Task instructions> Every record below is to be retyped exactly.

---------- Records to use

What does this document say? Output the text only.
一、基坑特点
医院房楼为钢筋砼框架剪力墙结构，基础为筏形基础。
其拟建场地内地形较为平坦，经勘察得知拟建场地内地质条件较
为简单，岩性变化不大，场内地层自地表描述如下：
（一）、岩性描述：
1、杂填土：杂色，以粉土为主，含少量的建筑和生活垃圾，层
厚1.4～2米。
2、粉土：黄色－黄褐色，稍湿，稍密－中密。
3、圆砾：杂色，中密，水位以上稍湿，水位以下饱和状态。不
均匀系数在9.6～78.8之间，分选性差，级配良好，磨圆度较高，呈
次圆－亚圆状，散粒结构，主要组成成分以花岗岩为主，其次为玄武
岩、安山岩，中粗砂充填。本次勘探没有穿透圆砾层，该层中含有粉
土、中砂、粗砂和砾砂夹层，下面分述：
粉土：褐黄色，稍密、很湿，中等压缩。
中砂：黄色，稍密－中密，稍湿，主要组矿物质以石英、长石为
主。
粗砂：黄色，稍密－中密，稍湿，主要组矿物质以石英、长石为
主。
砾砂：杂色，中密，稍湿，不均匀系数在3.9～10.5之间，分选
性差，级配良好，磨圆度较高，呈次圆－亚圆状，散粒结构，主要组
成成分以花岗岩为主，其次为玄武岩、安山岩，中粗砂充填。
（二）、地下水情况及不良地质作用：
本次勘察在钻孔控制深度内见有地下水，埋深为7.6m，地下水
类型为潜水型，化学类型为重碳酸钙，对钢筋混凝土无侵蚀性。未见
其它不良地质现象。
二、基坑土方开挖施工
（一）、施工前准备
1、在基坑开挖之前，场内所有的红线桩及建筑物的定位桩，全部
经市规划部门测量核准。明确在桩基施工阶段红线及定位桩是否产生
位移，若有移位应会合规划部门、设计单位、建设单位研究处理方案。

--------------------

Solution to the problem>
What does this document say? Output the text only.
一、基坑特点
医院房楼为钢筋砼框架剪力墙结构，基础为筏形基础。
其拟建场地内地形较为平坦，经勘察得知拟建场地内地质条件较
为简单，岩性变化不大，场内地层自地表描述如下：
（一）、岩性描述：
1、杂填土：杂色，以粉土为主，含少量的建筑和生活垃圾，层
厚1.4～2米。
2、粉土：黄色－黄褐色，稍湿，稍密－中密。
3、圆砾：杂色，中密，水位以上稍湿，水位以下饱和状态。不
均匀系数在9.6～78.8之间，分选性差，级配良好，磨圆度较高，呈
次圆－亚圆状，散粒结构，主要组成成分以花岗岩为主，其次为玄武
岩、安山岩，中粗砂充填。本次勘探没有穿透圆砾层，该层中含有粉
土、中砂、粗砂和砾砂夹层，下面分述：
粉土：褐黄色，稍密、很湿，中等压缩。
中砂：黄色，稍密－中密，稍湿，主要组矿物质以石英、长石为
主。
粗砂：黄色，稍密－中密，稍湿，主要组矿物质以石英、长石为
主。
砾砂：杂色，中密，稍湿，不均匀系数在3.9～10.5之间，分选
性差，级配良好，磨圆度较高，呈次圆－亚圆状，散粒结构，主要组
成成分以花岗岩为主，其次为玄武岩、安山岩，中粗砂充填。
（二）、地下水情况及不良地质作用：
本次勘察在钻孔控制深度内见有地下水，埋深为7.6m，地下水
类型为潜水型，化学类型为重碳酸钙，对钢筋混凝土无侵蚀性。未见
其它不良地质现象。
二、基坑土方开挖施工
（一）、施工前准备
1、在基坑开挖之前，场内所有的红线桩及建筑物的定位桩，全部
经市规划部门测量核准。明确在桩基施工阶段红线及定位桩是否产生
位移，若有移位应会合规划部门、设计单位、建设单位研究处理方案。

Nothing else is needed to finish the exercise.